— Figure content listings —
%%
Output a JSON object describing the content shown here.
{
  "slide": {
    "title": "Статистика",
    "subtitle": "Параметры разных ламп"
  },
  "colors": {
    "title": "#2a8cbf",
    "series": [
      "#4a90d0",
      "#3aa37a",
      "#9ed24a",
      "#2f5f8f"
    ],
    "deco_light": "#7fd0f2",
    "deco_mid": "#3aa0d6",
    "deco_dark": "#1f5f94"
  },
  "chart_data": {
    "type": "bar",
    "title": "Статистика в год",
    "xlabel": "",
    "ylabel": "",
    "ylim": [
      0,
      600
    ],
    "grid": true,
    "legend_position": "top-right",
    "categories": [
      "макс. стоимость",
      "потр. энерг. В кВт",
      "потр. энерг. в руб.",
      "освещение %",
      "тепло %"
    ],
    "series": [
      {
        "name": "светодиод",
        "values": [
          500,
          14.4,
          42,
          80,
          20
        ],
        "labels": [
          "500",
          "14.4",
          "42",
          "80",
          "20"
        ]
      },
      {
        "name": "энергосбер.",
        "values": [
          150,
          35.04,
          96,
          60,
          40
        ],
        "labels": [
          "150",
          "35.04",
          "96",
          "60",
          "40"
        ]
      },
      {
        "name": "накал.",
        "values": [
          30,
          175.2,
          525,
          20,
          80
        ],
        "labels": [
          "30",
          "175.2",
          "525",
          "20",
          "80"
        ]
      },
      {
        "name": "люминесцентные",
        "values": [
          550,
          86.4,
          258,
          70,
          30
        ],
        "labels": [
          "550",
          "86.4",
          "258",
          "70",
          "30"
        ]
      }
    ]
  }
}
%%
— Prompt —
Copy each line holding the word "name" from the listing above.

— Result for this task —
        "name": "светодиод",
        "name": "энергосбер.",
        "name": "накал.",
        "name": "люминесцентные",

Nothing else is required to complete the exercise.